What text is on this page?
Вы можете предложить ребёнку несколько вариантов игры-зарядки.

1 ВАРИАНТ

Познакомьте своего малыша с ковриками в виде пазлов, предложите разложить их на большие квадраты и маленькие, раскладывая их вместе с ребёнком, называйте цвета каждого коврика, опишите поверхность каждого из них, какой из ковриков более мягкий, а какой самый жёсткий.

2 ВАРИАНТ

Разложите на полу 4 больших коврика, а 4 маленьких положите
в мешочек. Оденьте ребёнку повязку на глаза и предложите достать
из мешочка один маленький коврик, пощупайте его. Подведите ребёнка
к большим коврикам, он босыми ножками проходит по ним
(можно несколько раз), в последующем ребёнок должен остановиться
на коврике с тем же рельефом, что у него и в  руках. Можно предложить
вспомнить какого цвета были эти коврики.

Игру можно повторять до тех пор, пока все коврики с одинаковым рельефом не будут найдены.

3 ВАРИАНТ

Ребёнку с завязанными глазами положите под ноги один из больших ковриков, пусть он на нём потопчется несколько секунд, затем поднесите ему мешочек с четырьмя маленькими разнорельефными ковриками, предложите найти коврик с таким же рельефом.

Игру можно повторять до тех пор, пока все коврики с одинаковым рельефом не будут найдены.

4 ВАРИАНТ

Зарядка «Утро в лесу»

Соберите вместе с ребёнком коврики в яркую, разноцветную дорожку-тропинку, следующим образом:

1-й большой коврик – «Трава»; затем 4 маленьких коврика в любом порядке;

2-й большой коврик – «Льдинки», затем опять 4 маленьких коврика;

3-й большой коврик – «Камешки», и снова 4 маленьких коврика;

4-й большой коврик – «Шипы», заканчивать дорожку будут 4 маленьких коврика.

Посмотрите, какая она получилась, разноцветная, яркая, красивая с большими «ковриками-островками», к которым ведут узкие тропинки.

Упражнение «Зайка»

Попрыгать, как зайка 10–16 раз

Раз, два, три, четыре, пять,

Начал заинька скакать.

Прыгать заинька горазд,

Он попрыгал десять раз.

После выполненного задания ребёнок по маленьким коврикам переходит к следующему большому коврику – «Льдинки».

****************************************

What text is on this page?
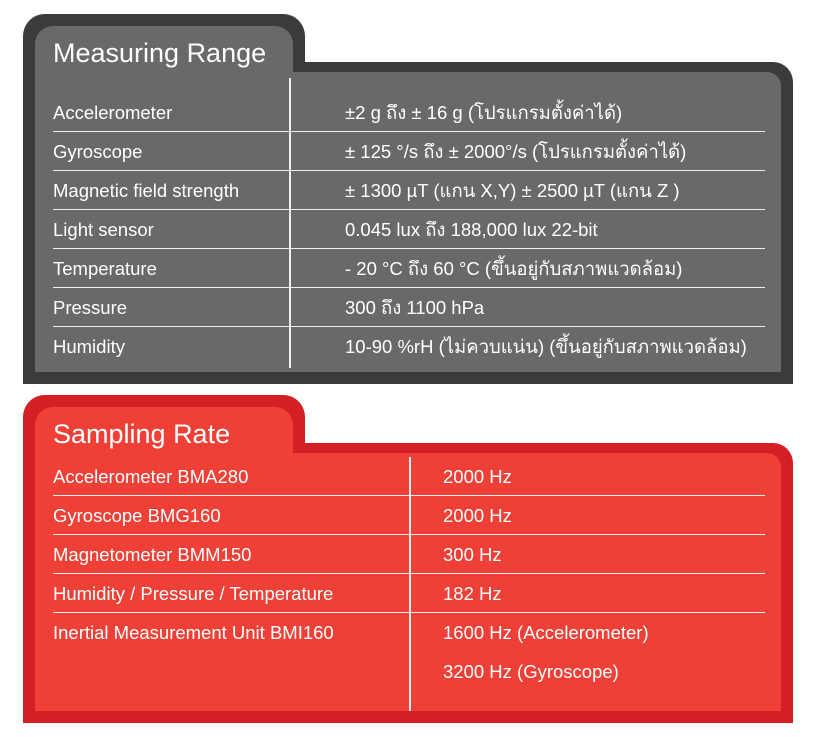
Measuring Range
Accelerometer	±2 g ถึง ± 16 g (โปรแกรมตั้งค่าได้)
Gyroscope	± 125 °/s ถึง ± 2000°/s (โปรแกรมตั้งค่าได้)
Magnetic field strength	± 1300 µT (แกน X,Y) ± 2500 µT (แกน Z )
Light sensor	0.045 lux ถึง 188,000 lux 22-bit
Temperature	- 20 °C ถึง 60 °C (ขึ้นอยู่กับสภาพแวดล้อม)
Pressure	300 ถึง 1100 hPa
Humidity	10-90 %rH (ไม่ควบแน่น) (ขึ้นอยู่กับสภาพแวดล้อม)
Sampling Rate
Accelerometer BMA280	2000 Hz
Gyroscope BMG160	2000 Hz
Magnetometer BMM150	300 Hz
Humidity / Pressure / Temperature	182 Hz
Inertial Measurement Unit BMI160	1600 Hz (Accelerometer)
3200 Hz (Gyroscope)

****************************************

> **EXERCISE REQUIREMENTS**
Find "несколько". Copy every line it occurs in.

> **CORRECT ANSWER**
Вы можете предложить ребёнку несколько вариантов игры-зарядки.
(можно несколько раз), в последующем ребёнок должен остановиться
Ребёнку с завязанными глазами положите под ноги один из больших ковриков, пусть он на нём потопчется несколько секунд, затем поднесите ему мешочек с четырьмя маленькими разнорельефными ковриками, предложите найти коврик с таким же рельефом.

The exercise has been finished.